Material for this task:
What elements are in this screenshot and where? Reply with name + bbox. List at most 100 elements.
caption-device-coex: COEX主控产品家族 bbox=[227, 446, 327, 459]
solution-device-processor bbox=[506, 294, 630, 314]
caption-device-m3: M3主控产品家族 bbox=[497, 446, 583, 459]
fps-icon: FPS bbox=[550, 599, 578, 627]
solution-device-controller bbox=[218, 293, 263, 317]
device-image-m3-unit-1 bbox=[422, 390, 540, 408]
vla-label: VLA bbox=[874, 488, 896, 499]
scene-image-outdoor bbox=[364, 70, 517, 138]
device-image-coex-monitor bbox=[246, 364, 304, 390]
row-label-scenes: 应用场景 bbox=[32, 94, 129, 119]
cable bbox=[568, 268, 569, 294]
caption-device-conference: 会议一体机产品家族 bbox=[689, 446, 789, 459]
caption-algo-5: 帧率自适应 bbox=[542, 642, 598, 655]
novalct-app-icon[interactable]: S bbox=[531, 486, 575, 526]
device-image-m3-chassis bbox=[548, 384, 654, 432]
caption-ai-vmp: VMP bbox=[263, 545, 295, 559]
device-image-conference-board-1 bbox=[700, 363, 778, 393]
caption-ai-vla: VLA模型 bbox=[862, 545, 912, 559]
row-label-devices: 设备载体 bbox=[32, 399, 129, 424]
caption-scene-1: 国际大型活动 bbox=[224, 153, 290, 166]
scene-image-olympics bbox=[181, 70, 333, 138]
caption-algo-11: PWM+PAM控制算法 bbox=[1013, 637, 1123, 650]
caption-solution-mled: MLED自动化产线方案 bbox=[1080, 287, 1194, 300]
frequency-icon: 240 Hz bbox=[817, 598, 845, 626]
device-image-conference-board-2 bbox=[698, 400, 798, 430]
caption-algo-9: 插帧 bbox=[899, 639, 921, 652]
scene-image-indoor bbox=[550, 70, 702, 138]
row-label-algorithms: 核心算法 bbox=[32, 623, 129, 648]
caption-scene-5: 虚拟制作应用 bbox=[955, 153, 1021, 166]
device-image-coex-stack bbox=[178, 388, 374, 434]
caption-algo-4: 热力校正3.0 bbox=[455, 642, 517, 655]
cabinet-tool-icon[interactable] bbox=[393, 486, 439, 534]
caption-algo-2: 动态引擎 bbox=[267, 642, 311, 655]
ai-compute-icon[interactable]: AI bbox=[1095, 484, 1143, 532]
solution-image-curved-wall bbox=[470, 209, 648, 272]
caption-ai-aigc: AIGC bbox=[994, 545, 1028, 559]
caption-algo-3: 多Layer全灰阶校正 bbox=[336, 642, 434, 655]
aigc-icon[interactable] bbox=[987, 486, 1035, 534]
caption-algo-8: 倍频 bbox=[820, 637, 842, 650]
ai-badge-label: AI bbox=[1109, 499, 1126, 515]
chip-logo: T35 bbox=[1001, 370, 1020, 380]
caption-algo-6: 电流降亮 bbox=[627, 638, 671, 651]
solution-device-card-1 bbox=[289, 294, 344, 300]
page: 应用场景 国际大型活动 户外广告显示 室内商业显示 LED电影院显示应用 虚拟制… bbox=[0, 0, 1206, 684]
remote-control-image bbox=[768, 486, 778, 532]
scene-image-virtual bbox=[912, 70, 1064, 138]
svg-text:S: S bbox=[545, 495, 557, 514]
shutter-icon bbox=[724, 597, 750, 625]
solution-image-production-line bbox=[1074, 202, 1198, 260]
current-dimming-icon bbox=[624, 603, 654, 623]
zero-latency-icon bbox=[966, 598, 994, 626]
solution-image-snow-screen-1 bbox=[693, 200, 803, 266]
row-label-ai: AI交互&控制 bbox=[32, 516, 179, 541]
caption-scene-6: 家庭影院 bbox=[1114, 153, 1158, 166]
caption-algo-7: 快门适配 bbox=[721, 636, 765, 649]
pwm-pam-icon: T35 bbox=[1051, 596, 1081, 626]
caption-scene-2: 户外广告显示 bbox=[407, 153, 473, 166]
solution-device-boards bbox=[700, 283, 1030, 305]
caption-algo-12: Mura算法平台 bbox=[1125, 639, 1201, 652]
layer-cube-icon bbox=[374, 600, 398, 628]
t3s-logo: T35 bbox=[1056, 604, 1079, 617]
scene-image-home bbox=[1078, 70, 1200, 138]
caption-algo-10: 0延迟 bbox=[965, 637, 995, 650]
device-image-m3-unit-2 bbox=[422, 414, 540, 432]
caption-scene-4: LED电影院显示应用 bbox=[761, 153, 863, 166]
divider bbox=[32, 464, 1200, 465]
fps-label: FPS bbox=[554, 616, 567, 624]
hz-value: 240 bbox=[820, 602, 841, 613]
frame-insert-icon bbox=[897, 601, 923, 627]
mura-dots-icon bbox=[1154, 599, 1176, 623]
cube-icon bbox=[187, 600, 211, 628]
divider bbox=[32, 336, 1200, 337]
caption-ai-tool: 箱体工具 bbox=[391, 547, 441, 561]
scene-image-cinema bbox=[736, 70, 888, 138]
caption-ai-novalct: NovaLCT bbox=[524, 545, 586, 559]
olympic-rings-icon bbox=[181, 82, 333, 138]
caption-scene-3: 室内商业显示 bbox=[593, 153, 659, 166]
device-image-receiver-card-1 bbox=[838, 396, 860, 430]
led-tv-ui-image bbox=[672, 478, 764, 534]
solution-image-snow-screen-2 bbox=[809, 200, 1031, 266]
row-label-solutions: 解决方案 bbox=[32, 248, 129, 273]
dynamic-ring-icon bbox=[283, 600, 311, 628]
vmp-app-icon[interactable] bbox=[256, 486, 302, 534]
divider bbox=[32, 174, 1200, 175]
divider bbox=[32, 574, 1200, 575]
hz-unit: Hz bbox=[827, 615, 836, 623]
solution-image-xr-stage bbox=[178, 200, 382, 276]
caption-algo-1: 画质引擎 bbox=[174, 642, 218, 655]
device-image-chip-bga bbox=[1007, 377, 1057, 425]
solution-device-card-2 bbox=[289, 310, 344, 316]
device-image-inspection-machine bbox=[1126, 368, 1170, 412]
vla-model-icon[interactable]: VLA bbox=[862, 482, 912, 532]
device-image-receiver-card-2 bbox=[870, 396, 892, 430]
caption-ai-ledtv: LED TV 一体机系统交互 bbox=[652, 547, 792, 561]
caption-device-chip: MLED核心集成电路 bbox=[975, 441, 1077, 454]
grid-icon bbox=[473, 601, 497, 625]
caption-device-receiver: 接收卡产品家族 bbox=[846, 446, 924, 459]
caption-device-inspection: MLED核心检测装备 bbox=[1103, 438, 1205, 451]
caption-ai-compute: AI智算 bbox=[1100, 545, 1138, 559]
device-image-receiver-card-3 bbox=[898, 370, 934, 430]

Aim of the exercise: Replace "device" with "hardware" throughout the part of the items that runs from their start through the line containing "cable bbox=[568, 268, 569, 294]", keeping everything else unchanged.

Exercise output:
What elements are in this screenshot and where? Reply with name + bbox. List at most 100 elements.
caption-hardware-coex: COEX主控产品家族 bbox=[227, 446, 327, 459]
solution-hardware-processor bbox=[506, 294, 630, 314]
caption-hardware-m3: M3主控产品家族 bbox=[497, 446, 583, 459]
fps-icon: FPS bbox=[550, 599, 578, 627]
solution-hardware-controller bbox=[218, 293, 263, 317]
hardware-image-m3-unit-1 bbox=[422, 390, 540, 408]
vla-label: VLA bbox=[874, 488, 896, 499]
scene-image-outdoor bbox=[364, 70, 517, 138]
hardware-image-coex-monitor bbox=[246, 364, 304, 390]
row-label-scenes: 应用场景 bbox=[32, 94, 129, 119]
cable bbox=[568, 268, 569, 294]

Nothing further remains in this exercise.